**Problem statement**
Pick out and copy every line below that has the word "amount".

----

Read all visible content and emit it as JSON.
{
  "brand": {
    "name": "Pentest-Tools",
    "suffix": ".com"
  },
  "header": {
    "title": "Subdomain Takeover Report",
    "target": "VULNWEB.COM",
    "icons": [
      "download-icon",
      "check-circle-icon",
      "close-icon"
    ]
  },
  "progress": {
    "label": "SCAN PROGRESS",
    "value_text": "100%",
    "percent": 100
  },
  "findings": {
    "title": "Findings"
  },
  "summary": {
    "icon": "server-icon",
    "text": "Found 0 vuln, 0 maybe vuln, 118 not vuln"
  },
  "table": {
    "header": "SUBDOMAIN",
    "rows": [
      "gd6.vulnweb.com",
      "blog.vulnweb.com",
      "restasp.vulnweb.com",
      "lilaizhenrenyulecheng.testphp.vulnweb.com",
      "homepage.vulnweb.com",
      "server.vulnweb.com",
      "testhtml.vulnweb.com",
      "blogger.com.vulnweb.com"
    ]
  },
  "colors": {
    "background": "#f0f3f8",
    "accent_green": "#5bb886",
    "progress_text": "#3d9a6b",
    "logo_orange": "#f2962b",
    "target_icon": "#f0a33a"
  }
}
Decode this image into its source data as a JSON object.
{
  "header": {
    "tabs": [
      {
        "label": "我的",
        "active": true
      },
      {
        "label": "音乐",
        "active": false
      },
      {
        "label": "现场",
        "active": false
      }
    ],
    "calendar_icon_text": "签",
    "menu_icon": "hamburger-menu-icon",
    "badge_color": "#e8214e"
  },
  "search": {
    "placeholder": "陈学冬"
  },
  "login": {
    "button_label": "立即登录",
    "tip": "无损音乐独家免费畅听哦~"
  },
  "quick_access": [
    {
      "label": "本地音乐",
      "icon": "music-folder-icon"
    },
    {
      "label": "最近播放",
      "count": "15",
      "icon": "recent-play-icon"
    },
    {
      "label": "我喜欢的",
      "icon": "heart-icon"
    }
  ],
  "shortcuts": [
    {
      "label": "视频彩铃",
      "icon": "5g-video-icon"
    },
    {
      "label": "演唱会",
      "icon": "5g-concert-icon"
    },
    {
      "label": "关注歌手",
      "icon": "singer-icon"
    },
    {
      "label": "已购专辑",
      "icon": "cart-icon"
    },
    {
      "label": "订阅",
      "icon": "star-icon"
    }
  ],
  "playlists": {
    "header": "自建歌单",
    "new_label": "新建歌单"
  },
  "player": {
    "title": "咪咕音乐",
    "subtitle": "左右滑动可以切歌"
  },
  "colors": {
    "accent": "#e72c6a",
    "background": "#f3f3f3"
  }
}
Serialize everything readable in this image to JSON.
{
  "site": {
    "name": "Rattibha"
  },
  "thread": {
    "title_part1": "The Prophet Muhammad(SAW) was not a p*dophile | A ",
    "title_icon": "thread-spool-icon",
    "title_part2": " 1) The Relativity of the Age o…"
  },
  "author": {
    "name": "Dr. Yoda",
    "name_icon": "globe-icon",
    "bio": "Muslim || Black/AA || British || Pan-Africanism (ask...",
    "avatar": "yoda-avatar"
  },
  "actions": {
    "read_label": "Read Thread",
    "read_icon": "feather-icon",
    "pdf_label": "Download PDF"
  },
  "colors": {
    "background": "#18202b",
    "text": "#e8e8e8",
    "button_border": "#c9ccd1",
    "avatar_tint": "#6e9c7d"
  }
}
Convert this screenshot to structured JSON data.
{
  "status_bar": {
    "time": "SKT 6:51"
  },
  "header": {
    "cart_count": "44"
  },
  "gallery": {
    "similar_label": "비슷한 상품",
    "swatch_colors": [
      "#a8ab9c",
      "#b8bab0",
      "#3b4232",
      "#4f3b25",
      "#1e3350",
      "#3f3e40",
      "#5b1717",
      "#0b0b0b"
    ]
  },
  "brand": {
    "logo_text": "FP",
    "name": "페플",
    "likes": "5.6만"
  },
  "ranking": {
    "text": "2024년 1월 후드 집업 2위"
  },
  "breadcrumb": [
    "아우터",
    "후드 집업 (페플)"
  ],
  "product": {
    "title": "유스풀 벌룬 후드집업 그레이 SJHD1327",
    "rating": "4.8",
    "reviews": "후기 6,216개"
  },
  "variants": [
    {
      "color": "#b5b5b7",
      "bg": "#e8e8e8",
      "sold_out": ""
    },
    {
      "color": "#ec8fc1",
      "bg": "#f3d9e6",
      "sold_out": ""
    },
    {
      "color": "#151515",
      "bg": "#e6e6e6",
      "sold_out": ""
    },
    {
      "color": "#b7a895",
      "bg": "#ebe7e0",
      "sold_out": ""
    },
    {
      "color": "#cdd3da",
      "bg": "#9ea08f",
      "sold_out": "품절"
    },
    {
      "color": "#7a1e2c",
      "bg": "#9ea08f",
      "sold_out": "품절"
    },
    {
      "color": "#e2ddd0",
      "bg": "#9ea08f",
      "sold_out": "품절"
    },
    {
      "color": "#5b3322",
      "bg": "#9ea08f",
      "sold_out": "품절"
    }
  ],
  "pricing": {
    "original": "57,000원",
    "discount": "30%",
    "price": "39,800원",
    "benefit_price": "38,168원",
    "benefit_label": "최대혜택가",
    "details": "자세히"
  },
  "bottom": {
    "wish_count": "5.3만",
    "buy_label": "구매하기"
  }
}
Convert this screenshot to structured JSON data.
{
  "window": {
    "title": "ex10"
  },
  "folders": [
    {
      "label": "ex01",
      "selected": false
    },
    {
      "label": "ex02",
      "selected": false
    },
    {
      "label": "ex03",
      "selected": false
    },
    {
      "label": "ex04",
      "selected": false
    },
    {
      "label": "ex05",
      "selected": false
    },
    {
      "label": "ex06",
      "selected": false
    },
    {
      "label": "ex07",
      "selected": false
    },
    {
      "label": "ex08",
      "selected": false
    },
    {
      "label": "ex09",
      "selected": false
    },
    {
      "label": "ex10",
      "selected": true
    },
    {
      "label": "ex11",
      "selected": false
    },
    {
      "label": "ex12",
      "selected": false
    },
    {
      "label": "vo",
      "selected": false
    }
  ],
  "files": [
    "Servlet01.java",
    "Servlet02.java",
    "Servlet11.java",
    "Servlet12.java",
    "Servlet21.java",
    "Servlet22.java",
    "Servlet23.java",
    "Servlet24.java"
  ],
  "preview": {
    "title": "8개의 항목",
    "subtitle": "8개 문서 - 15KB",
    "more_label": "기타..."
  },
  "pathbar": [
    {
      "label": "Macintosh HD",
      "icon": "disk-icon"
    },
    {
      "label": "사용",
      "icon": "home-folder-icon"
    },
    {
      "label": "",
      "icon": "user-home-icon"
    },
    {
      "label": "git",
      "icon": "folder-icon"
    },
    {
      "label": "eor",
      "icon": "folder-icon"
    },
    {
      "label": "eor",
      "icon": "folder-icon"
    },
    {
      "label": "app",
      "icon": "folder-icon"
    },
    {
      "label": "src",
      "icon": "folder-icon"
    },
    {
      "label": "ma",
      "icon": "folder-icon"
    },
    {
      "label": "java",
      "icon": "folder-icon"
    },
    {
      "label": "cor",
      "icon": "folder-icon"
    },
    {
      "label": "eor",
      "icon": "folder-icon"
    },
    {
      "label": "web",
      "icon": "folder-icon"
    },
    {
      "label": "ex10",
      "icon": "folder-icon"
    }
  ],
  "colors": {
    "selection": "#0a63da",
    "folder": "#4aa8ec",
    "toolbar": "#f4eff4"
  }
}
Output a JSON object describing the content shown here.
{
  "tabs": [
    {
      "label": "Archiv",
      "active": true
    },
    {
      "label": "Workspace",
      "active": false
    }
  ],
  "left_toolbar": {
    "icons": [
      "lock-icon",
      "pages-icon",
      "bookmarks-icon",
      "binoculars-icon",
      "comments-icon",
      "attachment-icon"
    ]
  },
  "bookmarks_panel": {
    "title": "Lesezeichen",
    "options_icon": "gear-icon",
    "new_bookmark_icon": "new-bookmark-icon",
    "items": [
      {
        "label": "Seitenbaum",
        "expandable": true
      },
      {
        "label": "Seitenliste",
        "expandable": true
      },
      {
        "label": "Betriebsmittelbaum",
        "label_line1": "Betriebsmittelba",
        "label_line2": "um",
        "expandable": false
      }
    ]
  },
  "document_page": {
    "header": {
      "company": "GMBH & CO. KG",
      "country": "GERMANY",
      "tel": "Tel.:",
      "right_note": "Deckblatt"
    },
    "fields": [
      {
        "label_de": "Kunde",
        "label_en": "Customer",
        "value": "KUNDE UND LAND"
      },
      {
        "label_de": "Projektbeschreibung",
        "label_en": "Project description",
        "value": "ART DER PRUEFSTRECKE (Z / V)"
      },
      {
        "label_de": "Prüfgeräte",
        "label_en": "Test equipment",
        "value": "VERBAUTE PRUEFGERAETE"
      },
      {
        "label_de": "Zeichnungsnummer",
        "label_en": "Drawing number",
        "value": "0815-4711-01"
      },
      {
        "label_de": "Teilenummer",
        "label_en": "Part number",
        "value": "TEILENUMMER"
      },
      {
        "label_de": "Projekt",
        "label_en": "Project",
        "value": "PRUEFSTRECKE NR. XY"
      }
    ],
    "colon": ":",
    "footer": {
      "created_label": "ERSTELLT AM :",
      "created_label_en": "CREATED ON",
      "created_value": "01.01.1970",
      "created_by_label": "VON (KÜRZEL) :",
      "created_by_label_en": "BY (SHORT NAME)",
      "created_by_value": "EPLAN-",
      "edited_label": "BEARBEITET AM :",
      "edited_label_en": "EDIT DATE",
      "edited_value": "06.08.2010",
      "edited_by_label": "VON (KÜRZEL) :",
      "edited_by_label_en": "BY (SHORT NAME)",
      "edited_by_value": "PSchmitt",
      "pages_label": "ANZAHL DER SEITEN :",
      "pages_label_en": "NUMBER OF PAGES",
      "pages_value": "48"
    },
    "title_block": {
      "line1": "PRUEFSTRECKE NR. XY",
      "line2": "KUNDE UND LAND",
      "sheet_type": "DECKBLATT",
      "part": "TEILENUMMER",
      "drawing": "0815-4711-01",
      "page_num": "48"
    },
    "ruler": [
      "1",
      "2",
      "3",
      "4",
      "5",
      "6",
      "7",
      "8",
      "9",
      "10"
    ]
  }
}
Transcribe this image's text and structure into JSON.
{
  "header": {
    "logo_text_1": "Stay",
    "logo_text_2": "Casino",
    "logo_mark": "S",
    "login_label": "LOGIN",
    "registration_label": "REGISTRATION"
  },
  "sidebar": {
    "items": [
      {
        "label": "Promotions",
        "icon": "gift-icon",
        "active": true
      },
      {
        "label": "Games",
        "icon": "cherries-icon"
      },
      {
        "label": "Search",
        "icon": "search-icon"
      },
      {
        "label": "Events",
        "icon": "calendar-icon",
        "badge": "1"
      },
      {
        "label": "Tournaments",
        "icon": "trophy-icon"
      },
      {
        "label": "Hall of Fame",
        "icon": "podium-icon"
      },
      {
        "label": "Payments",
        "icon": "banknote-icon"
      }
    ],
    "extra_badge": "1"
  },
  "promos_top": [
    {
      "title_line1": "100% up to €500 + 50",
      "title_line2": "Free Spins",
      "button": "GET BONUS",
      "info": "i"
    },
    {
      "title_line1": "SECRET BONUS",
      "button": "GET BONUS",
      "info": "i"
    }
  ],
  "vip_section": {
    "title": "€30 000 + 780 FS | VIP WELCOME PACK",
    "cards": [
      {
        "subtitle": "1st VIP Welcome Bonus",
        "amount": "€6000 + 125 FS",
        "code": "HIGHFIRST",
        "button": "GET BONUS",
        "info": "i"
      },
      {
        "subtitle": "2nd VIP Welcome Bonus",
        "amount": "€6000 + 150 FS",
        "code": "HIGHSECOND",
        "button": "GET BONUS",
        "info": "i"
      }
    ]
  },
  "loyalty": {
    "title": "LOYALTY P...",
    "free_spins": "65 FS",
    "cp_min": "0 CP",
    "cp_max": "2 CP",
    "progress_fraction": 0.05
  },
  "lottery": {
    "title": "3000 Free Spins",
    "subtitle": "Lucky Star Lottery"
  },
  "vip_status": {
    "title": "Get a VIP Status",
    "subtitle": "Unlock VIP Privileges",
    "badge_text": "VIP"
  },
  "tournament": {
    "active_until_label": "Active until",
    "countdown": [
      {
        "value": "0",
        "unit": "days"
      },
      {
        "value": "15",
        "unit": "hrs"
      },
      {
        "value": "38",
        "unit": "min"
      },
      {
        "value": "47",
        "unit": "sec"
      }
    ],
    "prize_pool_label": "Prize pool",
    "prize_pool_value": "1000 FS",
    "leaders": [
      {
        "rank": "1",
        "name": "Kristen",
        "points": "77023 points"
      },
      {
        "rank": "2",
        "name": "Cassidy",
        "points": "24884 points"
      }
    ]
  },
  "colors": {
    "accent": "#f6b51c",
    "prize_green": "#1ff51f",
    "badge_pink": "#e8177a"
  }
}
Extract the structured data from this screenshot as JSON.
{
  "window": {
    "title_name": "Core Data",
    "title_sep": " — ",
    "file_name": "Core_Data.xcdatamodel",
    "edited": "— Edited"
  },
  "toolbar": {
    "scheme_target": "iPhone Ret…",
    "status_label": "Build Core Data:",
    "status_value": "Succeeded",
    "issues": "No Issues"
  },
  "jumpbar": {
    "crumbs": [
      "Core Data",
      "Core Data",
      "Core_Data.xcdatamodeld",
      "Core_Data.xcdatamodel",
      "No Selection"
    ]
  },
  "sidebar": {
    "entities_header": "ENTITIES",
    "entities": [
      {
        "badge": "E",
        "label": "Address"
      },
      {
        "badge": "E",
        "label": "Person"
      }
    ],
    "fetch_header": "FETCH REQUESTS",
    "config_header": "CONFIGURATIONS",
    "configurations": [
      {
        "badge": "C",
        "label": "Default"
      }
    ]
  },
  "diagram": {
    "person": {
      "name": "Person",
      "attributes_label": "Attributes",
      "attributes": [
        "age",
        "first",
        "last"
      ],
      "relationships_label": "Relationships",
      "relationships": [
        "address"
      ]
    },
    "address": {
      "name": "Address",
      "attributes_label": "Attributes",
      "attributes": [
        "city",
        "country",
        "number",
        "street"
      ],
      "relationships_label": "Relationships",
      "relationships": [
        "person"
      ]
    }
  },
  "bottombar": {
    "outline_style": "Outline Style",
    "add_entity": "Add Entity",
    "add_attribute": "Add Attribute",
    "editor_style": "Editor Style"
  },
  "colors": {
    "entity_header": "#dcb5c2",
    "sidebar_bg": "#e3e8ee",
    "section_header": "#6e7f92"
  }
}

----

**Answer to the exercise**
        "amount": "€6000 + 125 FS",
        "amount": "€6000 + 150 FS",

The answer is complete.